(Part of a data file)
=====
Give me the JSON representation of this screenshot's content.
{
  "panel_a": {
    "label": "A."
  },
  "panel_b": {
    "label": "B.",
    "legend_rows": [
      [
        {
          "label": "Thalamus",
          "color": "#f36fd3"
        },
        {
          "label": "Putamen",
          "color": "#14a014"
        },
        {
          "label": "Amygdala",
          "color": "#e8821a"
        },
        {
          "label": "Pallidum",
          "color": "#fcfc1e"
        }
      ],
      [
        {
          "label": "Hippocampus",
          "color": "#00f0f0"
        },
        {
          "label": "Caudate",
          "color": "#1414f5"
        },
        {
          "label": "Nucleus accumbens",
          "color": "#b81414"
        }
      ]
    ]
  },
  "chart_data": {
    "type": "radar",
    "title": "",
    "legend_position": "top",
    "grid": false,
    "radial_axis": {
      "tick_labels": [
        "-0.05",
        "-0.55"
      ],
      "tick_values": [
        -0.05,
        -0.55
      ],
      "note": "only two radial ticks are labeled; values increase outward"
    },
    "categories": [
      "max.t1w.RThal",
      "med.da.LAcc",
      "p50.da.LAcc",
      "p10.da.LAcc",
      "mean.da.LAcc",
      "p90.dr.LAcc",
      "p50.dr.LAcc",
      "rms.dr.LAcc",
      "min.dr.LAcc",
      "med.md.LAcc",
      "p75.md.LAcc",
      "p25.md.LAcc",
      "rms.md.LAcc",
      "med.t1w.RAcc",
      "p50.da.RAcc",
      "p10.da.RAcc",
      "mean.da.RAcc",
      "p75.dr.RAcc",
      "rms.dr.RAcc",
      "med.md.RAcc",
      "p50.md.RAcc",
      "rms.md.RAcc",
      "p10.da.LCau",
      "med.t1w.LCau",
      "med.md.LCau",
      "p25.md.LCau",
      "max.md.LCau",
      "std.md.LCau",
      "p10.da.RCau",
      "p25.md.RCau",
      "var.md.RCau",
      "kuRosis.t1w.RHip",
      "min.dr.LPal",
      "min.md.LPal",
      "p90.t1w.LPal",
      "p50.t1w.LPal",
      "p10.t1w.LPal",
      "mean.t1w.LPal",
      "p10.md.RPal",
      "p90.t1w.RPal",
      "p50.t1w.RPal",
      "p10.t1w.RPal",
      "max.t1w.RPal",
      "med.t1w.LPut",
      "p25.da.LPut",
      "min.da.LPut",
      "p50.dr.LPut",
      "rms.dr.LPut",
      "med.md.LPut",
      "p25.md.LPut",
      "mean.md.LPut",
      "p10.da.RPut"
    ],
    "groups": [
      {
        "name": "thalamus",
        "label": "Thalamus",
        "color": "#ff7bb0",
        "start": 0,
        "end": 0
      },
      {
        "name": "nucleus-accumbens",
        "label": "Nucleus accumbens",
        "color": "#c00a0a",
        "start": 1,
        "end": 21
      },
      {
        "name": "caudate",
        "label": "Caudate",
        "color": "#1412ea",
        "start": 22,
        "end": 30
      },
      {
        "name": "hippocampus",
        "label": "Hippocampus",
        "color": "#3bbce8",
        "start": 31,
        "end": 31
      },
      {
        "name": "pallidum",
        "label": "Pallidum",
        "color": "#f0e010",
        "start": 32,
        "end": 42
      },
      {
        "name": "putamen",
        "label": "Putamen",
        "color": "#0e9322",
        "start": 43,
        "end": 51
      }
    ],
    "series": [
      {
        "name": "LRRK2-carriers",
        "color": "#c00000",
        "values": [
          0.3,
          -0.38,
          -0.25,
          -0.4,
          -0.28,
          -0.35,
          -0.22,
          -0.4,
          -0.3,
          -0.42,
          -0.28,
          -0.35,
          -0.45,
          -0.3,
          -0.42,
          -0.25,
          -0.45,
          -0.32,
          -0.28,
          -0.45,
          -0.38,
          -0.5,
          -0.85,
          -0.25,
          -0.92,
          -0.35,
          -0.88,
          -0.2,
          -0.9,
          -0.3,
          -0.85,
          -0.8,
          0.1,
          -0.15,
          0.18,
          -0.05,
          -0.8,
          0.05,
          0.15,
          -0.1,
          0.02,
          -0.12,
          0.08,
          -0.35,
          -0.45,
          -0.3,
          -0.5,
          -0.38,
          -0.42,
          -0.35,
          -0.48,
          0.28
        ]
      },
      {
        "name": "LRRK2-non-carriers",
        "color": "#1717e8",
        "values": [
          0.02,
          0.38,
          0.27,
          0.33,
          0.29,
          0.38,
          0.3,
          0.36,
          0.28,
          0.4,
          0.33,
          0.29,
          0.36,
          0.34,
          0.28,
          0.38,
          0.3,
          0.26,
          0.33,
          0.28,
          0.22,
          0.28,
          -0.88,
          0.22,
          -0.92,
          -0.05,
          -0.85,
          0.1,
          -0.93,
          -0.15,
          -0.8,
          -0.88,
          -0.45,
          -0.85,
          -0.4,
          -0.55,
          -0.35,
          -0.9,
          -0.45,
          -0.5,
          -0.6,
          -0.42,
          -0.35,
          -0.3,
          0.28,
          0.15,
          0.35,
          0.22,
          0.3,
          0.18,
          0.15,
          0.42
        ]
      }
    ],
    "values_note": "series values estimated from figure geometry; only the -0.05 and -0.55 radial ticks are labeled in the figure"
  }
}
=====
Problem
Show the lines of the records that contain the word "start".

Result
        "start": 0,
        "start": 1,
        "start": 22,
        "start": 31,
        "start": 32,
        "start": 43,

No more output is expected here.